### RECORDS FOR PROCESSING
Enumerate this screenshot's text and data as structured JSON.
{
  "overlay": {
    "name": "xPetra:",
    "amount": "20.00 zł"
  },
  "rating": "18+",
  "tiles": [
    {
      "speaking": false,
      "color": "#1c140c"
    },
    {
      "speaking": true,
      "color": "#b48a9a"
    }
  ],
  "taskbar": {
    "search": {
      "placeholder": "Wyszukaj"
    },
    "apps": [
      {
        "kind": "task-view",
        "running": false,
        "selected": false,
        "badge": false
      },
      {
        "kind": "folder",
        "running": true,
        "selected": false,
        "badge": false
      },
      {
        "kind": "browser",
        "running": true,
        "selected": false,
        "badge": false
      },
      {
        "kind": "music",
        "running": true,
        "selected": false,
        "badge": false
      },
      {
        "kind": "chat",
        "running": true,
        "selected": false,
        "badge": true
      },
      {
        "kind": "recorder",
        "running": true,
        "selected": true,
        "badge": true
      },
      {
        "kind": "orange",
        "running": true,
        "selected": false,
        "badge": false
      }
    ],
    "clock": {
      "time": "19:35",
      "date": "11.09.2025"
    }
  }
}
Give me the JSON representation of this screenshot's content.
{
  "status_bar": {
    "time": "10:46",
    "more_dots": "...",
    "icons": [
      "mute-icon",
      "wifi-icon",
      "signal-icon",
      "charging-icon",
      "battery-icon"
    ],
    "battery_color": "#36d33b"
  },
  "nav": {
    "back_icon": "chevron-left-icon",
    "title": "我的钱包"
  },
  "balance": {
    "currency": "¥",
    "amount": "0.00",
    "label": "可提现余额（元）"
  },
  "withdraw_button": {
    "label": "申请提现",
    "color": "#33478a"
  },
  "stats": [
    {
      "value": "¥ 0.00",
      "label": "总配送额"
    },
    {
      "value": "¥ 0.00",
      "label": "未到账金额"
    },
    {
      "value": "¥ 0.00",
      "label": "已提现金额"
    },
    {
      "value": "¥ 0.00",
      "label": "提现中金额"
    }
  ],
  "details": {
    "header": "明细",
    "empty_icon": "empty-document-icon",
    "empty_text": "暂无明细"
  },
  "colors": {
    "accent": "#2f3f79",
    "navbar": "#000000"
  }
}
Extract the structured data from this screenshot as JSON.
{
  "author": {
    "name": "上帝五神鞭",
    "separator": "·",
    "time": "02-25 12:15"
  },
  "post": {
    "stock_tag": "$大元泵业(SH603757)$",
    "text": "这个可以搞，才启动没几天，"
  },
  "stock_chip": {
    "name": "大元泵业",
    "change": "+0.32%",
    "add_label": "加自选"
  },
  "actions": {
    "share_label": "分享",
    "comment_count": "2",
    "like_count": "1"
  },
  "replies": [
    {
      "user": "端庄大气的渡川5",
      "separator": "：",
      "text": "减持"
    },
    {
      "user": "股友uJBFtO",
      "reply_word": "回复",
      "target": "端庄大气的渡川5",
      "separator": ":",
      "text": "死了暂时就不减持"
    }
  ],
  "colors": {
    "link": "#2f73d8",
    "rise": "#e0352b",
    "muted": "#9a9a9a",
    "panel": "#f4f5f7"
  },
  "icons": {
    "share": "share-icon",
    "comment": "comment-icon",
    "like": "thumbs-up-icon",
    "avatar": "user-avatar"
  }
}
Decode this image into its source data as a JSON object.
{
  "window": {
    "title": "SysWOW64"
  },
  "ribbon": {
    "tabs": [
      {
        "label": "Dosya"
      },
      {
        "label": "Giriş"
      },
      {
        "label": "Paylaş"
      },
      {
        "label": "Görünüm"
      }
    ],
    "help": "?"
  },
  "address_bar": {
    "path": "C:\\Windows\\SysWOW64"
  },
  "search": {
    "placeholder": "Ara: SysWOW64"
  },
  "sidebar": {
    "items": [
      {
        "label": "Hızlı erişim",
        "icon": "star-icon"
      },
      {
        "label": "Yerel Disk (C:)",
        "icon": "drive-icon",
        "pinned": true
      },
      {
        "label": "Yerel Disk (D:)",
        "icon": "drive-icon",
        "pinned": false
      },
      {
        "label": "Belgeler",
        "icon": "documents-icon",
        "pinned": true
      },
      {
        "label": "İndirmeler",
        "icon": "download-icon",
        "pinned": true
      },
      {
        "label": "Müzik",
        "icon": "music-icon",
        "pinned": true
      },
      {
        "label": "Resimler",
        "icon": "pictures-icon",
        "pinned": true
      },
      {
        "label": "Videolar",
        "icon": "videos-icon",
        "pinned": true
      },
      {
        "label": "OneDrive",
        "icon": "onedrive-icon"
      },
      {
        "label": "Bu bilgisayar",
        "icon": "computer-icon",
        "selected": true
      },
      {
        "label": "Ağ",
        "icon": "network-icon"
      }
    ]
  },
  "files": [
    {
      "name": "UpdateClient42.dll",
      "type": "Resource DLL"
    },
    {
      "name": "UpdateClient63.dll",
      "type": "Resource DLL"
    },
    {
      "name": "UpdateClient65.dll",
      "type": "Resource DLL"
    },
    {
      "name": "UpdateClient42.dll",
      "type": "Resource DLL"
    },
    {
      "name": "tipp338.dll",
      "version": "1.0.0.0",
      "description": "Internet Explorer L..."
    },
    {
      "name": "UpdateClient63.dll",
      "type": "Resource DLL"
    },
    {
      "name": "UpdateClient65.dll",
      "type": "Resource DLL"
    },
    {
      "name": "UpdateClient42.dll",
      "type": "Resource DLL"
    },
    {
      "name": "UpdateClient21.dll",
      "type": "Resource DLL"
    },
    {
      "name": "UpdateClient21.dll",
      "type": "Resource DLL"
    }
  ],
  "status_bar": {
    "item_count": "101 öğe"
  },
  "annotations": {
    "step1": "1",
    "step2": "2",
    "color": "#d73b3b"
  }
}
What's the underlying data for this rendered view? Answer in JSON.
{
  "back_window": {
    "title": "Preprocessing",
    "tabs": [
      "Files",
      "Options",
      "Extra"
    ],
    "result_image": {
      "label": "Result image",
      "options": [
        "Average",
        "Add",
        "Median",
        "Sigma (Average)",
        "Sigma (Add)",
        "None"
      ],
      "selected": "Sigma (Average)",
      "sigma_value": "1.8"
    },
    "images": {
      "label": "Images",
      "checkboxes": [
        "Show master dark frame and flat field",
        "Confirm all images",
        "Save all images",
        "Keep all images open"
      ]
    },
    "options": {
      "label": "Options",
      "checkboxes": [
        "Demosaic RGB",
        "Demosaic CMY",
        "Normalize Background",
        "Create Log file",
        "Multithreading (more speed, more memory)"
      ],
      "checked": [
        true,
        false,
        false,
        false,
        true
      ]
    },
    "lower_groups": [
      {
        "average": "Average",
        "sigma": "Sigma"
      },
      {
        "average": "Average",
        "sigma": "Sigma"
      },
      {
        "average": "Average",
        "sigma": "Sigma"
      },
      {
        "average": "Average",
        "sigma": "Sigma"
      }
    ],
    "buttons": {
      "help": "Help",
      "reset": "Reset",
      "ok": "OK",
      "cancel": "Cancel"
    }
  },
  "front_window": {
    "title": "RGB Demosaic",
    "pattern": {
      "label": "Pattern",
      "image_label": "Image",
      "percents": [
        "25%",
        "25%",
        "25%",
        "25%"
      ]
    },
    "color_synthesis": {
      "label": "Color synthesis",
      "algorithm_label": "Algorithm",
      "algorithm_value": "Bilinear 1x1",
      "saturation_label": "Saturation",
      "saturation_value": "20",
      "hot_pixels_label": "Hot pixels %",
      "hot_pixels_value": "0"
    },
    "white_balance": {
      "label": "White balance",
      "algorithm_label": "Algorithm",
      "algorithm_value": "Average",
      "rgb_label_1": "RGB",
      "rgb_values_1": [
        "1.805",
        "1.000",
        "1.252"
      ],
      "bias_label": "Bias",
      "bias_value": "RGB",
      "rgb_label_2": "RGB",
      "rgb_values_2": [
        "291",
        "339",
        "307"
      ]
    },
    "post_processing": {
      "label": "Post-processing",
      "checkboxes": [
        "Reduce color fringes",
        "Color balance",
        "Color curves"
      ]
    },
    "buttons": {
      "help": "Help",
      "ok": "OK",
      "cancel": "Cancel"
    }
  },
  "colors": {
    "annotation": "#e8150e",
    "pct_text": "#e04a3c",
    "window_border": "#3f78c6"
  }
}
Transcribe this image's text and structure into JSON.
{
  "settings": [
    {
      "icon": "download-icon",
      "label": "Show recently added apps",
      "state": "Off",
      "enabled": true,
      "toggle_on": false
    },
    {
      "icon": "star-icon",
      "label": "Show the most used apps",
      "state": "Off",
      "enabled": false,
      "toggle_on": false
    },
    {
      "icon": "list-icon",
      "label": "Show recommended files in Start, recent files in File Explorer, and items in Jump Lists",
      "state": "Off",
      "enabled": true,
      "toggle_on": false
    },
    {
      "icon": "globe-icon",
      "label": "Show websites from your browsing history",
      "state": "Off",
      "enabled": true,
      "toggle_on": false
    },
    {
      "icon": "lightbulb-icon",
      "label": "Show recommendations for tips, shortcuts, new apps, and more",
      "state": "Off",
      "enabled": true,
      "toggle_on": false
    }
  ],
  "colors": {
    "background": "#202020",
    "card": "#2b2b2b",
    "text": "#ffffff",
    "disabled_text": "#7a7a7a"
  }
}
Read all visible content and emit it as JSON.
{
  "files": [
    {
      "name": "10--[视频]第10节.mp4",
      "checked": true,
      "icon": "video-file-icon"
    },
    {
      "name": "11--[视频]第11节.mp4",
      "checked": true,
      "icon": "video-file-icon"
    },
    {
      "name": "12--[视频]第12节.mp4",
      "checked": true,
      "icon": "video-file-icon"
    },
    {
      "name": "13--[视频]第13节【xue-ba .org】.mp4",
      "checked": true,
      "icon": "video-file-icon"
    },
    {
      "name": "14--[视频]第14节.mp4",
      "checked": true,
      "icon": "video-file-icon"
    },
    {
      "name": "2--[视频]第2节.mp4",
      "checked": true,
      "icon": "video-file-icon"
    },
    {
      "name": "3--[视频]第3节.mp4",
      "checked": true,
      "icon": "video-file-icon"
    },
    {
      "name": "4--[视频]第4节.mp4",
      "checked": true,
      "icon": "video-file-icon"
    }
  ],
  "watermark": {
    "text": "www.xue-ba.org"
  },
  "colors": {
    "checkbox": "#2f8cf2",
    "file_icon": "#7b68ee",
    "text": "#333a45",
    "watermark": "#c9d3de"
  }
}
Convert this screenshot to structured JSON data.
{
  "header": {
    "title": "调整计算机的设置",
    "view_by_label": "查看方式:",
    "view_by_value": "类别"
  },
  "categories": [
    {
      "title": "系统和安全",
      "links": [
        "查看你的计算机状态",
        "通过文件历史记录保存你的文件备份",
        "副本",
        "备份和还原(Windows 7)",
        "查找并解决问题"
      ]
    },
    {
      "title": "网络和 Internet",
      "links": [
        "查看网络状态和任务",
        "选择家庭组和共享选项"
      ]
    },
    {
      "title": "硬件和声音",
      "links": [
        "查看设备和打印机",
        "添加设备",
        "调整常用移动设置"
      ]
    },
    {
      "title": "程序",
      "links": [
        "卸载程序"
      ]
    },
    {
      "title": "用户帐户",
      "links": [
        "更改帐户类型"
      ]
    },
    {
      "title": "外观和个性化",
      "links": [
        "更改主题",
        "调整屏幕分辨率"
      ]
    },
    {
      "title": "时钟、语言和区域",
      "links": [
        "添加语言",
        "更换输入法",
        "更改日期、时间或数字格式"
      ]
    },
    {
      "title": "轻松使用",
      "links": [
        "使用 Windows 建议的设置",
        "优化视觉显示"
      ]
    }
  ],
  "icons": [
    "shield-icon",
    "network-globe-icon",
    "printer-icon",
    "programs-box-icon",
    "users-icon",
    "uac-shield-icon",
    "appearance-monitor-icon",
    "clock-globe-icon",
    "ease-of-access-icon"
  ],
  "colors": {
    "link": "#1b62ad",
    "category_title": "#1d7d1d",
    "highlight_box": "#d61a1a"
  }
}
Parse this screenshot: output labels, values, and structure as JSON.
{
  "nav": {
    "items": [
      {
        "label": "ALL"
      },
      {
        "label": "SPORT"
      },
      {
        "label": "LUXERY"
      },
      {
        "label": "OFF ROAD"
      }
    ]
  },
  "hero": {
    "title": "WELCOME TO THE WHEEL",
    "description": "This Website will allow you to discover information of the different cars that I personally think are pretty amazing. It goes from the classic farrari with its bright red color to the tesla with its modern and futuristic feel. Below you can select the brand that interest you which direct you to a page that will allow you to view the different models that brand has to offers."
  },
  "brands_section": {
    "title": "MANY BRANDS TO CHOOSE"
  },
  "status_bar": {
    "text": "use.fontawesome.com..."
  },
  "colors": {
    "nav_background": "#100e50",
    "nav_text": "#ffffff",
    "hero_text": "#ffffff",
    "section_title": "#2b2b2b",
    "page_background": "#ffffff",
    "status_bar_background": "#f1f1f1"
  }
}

### EXERCISE INSTRUCTIONS
Check each line of the data above for the word "Windows" and say how many lines have it. Give the number alone.

### PROBLEM SOLUTION
3